• DO THIS: Lift out all lines below that contain "main".

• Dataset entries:

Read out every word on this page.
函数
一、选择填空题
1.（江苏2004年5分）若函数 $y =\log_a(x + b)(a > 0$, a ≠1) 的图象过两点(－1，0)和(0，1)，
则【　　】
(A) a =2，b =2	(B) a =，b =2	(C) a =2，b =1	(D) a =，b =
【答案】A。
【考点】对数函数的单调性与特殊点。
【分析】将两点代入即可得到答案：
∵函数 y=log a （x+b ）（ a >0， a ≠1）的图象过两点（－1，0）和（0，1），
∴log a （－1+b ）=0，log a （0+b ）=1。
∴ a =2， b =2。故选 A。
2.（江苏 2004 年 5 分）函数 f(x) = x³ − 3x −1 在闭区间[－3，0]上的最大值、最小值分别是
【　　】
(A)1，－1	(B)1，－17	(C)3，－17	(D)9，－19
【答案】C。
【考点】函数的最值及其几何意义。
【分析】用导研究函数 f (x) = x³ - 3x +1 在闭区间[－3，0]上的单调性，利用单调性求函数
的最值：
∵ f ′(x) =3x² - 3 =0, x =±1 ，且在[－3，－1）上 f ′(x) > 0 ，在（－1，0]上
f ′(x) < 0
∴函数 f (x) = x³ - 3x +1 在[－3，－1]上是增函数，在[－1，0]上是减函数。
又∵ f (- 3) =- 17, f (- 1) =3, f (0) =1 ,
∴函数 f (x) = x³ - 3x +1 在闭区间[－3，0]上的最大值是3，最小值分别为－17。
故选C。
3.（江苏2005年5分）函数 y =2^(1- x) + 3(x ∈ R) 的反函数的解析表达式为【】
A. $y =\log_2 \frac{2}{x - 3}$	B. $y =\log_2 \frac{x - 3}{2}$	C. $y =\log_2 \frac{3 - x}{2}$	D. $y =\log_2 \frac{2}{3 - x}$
---
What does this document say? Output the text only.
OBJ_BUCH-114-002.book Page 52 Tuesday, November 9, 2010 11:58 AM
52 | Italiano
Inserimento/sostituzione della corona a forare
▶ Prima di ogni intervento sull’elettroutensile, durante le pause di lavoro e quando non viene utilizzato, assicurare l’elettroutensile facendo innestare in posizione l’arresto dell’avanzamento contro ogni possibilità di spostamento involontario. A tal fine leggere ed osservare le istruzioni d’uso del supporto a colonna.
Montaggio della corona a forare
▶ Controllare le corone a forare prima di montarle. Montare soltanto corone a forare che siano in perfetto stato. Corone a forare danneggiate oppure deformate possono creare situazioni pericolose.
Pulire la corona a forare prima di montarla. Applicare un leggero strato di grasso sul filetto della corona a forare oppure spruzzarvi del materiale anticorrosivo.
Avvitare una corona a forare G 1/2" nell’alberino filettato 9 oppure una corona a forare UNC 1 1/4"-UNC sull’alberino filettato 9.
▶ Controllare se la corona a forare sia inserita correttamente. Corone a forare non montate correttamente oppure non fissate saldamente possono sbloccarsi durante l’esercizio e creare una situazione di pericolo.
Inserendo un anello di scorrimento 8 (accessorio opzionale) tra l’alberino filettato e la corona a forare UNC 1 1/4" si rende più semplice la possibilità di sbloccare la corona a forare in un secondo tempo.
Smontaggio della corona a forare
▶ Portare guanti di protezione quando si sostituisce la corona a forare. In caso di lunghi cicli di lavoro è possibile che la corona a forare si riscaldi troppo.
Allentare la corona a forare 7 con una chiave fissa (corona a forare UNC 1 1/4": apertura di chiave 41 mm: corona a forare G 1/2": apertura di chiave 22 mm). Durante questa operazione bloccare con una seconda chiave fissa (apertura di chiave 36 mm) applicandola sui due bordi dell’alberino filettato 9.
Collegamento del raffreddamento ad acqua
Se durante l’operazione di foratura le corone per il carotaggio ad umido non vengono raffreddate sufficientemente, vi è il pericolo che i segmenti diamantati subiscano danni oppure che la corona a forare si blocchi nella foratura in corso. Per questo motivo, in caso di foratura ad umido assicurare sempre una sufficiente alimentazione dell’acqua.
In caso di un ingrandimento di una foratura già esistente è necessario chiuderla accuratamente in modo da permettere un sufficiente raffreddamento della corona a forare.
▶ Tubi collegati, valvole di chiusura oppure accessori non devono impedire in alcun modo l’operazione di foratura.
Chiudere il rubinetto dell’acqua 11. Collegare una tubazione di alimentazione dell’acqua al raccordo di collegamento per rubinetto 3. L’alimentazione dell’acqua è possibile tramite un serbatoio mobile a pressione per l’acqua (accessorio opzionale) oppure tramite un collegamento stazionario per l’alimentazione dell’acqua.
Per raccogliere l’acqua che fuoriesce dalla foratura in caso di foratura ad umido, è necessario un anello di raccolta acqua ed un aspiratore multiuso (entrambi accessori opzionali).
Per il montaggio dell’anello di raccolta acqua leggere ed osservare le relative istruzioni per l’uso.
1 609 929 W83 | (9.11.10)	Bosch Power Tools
...
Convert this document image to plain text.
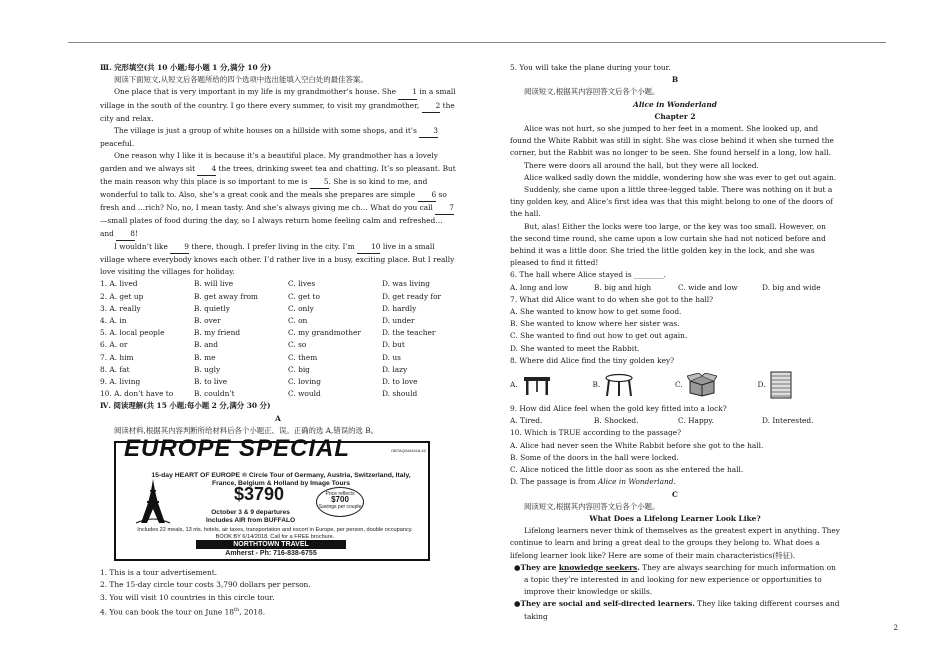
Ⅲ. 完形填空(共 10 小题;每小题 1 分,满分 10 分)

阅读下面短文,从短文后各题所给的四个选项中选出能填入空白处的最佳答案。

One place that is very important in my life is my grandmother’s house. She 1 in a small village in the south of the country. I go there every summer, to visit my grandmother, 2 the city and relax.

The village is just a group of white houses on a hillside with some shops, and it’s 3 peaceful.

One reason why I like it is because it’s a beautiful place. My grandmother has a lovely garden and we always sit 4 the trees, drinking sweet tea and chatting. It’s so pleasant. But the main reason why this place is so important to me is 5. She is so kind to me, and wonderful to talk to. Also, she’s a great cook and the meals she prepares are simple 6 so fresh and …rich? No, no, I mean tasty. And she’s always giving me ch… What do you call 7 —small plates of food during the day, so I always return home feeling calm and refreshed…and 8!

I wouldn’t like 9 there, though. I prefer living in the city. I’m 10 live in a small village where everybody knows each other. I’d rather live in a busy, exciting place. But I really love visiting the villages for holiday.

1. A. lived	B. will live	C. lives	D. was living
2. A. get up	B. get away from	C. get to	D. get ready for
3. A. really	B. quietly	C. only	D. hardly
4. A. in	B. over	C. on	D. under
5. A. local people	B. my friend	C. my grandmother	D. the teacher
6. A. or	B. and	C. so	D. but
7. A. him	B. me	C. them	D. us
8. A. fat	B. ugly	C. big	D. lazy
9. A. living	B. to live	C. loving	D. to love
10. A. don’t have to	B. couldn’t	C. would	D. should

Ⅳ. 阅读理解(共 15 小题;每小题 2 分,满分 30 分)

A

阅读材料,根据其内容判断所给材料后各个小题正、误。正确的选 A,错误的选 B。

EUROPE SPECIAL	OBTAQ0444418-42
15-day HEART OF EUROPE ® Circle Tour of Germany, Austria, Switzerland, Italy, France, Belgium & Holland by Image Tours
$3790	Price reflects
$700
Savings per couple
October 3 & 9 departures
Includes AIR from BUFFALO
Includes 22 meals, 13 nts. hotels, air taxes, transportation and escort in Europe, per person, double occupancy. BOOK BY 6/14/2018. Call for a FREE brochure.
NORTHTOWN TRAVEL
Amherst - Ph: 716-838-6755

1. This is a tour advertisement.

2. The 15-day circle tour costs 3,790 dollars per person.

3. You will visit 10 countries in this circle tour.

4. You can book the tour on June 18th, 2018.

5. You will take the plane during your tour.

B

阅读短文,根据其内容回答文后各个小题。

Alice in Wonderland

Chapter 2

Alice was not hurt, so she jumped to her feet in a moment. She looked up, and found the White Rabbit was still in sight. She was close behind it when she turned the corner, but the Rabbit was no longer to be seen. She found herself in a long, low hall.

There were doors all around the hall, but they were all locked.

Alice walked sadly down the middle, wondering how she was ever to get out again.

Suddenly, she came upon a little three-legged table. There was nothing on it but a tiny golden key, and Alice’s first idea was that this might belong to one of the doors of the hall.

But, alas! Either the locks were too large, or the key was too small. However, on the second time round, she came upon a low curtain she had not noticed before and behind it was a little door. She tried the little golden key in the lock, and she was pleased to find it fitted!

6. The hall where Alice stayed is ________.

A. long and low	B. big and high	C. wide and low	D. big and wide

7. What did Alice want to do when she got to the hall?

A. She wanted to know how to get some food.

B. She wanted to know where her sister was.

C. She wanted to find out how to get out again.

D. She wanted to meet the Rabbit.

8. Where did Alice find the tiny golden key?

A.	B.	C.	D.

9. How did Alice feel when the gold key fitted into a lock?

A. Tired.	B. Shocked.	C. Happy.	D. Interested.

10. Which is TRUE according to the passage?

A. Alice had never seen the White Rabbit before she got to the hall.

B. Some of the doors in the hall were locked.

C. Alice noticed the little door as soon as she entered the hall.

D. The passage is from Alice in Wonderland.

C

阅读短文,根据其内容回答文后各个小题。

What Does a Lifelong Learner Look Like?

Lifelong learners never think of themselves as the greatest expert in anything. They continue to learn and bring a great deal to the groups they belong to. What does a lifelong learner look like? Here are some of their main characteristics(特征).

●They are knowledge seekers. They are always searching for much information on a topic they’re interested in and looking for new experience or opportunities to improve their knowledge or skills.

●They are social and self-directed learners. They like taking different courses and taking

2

• TASK SOLUTION:
One reason why I like it is because it’s a beautiful place. My grandmother has a lovely garden and we always sit 4 the trees, drinking sweet tea and chatting. It’s so pleasant. But the main reason why this place is so important to me is 5. She is so kind to me, and wonderful to talk to. Also, she’s a great cook and the meals she prepares are simple 6 so fresh and …rich? No, no, I mean tasty. And she’s always giving me ch… What do you call 7 —small plates of food during the day, so I always return home feeling calm and refreshed…and 8!
Lifelong learners never think of themselves as the greatest expert in anything. They continue to learn and bring a great deal to the groups they belong to. What does a lifelong learner look like? Here are some of their main characteristics(特征).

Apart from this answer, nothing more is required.